**Work instructions:** Your task is to repeat the listing exactly.

— START Records for this task —

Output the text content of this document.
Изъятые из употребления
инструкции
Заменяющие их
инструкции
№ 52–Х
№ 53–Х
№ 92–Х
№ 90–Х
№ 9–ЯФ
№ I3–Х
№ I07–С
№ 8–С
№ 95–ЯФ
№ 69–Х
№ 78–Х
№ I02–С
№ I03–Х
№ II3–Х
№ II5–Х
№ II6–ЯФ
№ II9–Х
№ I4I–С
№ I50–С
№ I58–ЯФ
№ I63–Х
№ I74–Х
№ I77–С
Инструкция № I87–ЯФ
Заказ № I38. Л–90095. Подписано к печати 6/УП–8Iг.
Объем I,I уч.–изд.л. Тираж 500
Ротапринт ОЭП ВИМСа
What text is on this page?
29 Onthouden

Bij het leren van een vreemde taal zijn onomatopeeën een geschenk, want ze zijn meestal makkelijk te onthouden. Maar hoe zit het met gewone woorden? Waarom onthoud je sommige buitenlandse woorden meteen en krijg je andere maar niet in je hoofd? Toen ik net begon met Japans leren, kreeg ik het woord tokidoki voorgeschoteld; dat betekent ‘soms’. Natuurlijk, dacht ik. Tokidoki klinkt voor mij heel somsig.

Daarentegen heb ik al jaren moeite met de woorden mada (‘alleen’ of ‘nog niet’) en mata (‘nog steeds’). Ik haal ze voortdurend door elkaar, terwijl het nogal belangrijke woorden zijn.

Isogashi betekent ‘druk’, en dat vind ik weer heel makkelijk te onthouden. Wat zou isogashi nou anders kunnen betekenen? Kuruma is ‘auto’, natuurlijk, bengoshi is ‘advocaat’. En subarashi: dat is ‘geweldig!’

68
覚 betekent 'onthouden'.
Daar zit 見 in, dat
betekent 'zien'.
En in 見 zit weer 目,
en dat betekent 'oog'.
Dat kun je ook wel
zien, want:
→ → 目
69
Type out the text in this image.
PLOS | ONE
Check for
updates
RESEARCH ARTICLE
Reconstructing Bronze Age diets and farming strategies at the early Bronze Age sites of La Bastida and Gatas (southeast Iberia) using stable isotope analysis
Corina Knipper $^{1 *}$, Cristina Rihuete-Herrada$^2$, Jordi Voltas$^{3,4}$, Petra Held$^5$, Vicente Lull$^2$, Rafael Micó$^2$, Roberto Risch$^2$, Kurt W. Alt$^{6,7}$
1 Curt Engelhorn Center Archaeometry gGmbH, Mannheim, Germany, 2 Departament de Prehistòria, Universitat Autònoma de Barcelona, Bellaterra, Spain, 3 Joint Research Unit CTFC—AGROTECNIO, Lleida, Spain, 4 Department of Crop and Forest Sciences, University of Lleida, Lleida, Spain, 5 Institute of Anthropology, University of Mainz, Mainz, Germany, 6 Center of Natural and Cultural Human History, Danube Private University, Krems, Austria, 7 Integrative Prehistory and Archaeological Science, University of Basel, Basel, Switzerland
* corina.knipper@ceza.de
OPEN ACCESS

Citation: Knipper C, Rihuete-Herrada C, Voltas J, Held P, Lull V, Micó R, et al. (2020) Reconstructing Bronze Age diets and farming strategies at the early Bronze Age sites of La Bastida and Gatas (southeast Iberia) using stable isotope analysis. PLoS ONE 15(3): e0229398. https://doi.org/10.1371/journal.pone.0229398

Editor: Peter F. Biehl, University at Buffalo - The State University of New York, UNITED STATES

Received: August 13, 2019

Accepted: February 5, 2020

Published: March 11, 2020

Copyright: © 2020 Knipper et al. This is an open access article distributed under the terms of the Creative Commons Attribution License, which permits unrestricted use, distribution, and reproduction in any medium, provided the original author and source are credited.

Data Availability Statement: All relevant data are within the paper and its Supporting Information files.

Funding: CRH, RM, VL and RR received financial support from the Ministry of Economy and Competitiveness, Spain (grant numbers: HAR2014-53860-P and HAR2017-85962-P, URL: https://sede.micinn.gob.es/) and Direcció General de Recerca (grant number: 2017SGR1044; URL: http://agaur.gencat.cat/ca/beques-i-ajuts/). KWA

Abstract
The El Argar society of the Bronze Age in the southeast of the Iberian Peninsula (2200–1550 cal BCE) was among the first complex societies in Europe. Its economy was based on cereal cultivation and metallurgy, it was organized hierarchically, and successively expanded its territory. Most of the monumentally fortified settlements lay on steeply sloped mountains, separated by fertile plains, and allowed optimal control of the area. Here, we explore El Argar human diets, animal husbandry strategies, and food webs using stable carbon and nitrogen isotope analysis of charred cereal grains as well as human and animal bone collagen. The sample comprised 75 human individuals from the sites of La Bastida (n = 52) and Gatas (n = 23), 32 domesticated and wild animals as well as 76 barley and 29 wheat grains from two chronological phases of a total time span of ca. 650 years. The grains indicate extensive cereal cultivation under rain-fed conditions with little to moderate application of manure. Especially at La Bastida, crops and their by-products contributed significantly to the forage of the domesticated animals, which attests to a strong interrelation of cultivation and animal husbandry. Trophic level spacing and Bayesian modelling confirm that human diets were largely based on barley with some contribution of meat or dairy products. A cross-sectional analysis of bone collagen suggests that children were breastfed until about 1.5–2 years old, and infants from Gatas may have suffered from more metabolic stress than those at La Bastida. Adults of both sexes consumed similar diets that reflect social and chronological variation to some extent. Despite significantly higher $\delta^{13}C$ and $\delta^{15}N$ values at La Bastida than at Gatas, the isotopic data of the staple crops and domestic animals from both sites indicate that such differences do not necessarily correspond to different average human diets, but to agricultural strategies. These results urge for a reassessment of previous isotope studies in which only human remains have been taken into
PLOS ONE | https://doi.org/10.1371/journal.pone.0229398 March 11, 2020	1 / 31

— END Records for this task —

**Response to the exercise:**
Output the text content of this document.
Изъятые из употребления
инструкции
Заменяющие их
инструкции
№ 52–Х
№ 53–Х
№ 92–Х
№ 90–Х
№ 9–ЯФ
№ I3–Х
№ I07–С
№ 8–С
№ 95–ЯФ
№ 69–Х
№ 78–Х
№ I02–С
№ I03–Х
№ II3–Х
№ II5–Х
№ II6–ЯФ
№ II9–Х
№ I4I–С
№ I50–С
№ I58–ЯФ
№ I63–Х
№ I74–Х
№ I77–С
Инструкция № I87–ЯФ
Заказ № I38. Л–90095. Подписано к печати 6/УП–8Iг.
Объем I,I уч.–изд.л. Тираж 500
Ротапринт ОЭП ВИМСа
What text is on this page?
29 Onthouden

Bij het leren van een vreemde taal zijn onomatopeeën een geschenk, want ze zijn meestal makkelijk te onthouden. Maar hoe zit het met gewone woorden? Waarom onthoud je sommige buitenlandse woorden meteen en krijg je andere maar niet in je hoofd? Toen ik net begon met Japans leren, kreeg ik het woord tokidoki voorgeschoteld; dat betekent ‘soms’. Natuurlijk, dacht ik. Tokidoki klinkt voor mij heel somsig.

Daarentegen heb ik al jaren moeite met de woorden mada (‘alleen’ of ‘nog niet’) en mata (‘nog steeds’). Ik haal ze voortdurend door elkaar, terwijl het nogal belangrijke woorden zijn.

Isogashi betekent ‘druk’, en dat vind ik weer heel makkelijk te onthouden. Wat zou isogashi nou anders kunnen betekenen? Kuruma is ‘auto’, natuurlijk, bengoshi is ‘advocaat’. En subarashi: dat is ‘geweldig!’

68
覚 betekent 'onthouden'.
Daar zit 見 in, dat
betekent 'zien'.
En in 見 zit weer 目,
en dat betekent 'oog'.
Dat kun je ook wel
zien, want:
→ → 目
69
Type out the text in this image.
PLOS | ONE
Check for
updates
RESEARCH ARTICLE
Reconstructing Bronze Age diets and farming strategies at the early Bronze Age sites of La Bastida and Gatas (southeast Iberia) using stable isotope analysis
Corina Knipper $^{1 *}$, Cristina Rihuete-Herrada$^2$, Jordi Voltas$^{3,4}$, Petra Held$^5$, Vicente Lull$^2$, Rafael Micó$^2$, Roberto Risch$^2$, Kurt W. Alt$^{6,7}$
1 Curt Engelhorn Center Archaeometry gGmbH, Mannheim, Germany, 2 Departament de Prehistòria, Universitat Autònoma de Barcelona, Bellaterra, Spain, 3 Joint Research Unit CTFC—AGROTECNIO, Lleida, Spain, 4 Department of Crop and Forest Sciences, University of Lleida, Lleida, Spain, 5 Institute of Anthropology, University of Mainz, Mainz, Germany, 6 Center of Natural and Cultural Human History, Danube Private University, Krems, Austria, 7 Integrative Prehistory and Archaeological Science, University of Basel, Basel, Switzerland
* corina.knipper@ceza.de
OPEN ACCESS

Citation: Knipper C, Rihuete-Herrada C, Voltas J, Held P, Lull V, Micó R, et al. (2020) Reconstructing Bronze Age diets and farming strategies at the early Bronze Age sites of La Bastida and Gatas (southeast Iberia) using stable isotope analysis. PLoS ONE 15(3): e0229398. https://doi.org/10.1371/journal.pone.0229398

Editor: Peter F. Biehl, University at Buffalo - The State University of New York, UNITED STATES

Received: August 13, 2019

Accepted: February 5, 2020

Published: March 11, 2020

Copyright: © 2020 Knipper et al. This is an open access article distributed under the terms of the Creative Commons Attribution License, which permits unrestricted use, distribution, and reproduction in any medium, provided the original author and source are credited.

Data Availability Statement: All relevant data are within the paper and its Supporting Information files.

Funding: CRH, RM, VL and RR received financial support from the Ministry of Economy and Competitiveness, Spain (grant numbers: HAR2014-53860-P and HAR2017-85962-P, URL: https://sede.micinn.gob.es/) and Direcció General de Recerca (grant number: 2017SGR1044; URL: http://agaur.gencat.cat/ca/beques-i-ajuts/). KWA

Abstract
The El Argar society of the Bronze Age in the southeast of the Iberian Peninsula (2200–1550 cal BCE) was among the first complex societies in Europe. Its economy was based on cereal cultivation and metallurgy, it was organized hierarchically, and successively expanded its territory. Most of the monumentally fortified settlements lay on steeply sloped mountains, separated by fertile plains, and allowed optimal control of the area. Here, we explore El Argar human diets, animal husbandry strategies, and food webs using stable carbon and nitrogen isotope analysis of charred cereal grains as well as human and animal bone collagen. The sample comprised 75 human individuals from the sites of La Bastida (n = 52) and Gatas (n = 23), 32 domesticated and wild animals as well as 76 barley and 29 wheat grains from two chronological phases of a total time span of ca. 650 years. The grains indicate extensive cereal cultivation under rain-fed conditions with little to moderate application of manure. Especially at La Bastida, crops and their by-products contributed significantly to the forage of the domesticated animals, which attests to a strong interrelation of cultivation and animal husbandry. Trophic level spacing and Bayesian modelling confirm that human diets were largely based on barley with some contribution of meat or dairy products. A cross-sectional analysis of bone collagen suggests that children were breastfed until about 1.5–2 years old, and infants from Gatas may have suffered from more metabolic stress than those at La Bastida. Adults of both sexes consumed similar diets that reflect social and chronological variation to some extent. Despite significantly higher $\delta^{13}C$ and $\delta^{15}N$ values at La Bastida than at Gatas, the isotopic data of the staple crops and domestic animals from both sites indicate that such differences do not necessarily correspond to different average human diets, but to agricultural strategies. These results urge for a reassessment of previous isotope studies in which only human remains have been taken into
PLOS ONE | https://doi.org/10.1371/journal.pone.0229398 March 11, 2020	1 / 31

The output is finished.